Start of SELECTED EXCERPT
In February, André had to cancel the Detroit concerts. A bad case of tendinitis made it impossible to practice. Did the strenuous workout of his right hand, incurred by perfecting the Ravel piece, induce the condition?
At the same time, André was becoming aware that his prostate cancer was recurring. His PSA level had gone up; there was talk of a clinical trial. Surely this mortal threat would give him pause. In the face of such a looming menace, how could he possibly tackle the logistics of a demanding performance or summon the needed adrenaline and concentration? Putting physical disability on view in the highly competitive arena of classical music takes grit; playing with invisible disease seemed even more terrifying to me.
End of SELECTED EXCERPT
Start of EXCERPTED RECORDS
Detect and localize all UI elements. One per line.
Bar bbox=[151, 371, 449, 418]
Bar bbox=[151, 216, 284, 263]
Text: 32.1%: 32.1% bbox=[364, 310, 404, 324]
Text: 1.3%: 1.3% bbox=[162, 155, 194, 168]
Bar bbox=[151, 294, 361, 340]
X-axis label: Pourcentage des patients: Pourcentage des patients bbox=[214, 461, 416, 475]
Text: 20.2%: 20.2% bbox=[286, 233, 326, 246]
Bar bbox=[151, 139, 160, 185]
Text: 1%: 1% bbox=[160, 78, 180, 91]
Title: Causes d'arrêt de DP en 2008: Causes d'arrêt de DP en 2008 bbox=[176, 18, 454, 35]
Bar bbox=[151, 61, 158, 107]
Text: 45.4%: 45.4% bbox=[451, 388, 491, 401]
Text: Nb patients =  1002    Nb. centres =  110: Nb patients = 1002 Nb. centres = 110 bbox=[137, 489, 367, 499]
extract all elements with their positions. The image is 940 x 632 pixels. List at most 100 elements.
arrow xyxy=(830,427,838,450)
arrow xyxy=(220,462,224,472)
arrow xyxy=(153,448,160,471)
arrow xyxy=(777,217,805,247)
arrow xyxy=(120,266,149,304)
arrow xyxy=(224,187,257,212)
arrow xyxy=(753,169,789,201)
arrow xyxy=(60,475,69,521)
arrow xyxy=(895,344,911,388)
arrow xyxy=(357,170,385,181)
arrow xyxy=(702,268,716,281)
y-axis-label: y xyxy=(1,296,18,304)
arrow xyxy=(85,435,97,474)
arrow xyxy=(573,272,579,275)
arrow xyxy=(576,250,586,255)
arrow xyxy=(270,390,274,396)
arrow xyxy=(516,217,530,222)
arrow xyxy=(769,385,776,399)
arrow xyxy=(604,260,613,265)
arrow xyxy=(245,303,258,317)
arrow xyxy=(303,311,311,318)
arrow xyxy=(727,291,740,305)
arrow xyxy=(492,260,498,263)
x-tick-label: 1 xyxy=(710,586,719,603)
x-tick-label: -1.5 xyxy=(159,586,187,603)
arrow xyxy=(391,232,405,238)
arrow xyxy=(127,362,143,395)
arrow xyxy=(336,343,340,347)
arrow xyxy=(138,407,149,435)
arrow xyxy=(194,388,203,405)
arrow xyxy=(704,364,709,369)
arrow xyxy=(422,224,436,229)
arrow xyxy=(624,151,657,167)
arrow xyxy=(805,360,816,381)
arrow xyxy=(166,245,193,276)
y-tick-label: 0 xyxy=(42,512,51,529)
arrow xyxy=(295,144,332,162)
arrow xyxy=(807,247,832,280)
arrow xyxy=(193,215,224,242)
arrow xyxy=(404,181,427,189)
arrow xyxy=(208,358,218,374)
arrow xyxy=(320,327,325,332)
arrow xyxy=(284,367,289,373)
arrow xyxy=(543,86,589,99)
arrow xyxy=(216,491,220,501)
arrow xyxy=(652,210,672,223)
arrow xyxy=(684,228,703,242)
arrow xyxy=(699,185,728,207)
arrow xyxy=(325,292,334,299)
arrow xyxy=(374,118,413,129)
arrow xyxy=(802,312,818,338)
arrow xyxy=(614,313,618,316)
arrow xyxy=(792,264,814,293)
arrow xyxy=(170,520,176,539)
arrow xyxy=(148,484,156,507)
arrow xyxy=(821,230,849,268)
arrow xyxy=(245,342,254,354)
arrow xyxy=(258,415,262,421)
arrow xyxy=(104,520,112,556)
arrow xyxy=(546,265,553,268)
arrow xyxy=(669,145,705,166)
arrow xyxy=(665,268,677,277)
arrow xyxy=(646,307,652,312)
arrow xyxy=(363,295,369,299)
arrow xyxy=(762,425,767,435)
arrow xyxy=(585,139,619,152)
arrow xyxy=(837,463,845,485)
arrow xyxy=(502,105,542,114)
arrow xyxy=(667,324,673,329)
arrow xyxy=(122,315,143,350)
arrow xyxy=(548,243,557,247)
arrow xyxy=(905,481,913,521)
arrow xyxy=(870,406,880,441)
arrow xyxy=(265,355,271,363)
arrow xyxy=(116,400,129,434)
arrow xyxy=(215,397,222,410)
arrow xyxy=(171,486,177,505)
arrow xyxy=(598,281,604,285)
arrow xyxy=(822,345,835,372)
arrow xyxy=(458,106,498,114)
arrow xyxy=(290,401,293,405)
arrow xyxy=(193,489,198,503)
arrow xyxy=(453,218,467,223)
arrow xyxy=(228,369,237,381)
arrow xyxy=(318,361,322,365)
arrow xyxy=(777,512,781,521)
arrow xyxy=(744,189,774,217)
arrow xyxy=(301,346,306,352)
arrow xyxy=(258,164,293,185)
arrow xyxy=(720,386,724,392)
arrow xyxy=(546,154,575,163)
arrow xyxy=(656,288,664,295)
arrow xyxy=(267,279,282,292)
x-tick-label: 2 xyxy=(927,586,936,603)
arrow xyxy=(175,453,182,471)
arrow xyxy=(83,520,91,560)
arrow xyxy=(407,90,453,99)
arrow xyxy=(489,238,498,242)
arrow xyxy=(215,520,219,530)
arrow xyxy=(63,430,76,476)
End of EXCERPTED RECORDS
TASKS TO COMPLETE:
1: According to the passage about André, what made it impossible for him to practice?
2: Summarize the passage about André in two sentences.
This material has no connection to the passage about André.

RESPONSES BY TASK:
1: A bad case of tendinitis made it impossible for him to practice.

2: In February, André had to cancel the Detroit concerts because tendinitis, possibly caused by the strain of perfecting the Ravel piece, kept him from practicing. At the same time, his prostate cancer was recurring, and the writer wondered how he could face a demanding performance under that threat, finding it even more terrifying than putting a physical disability on view.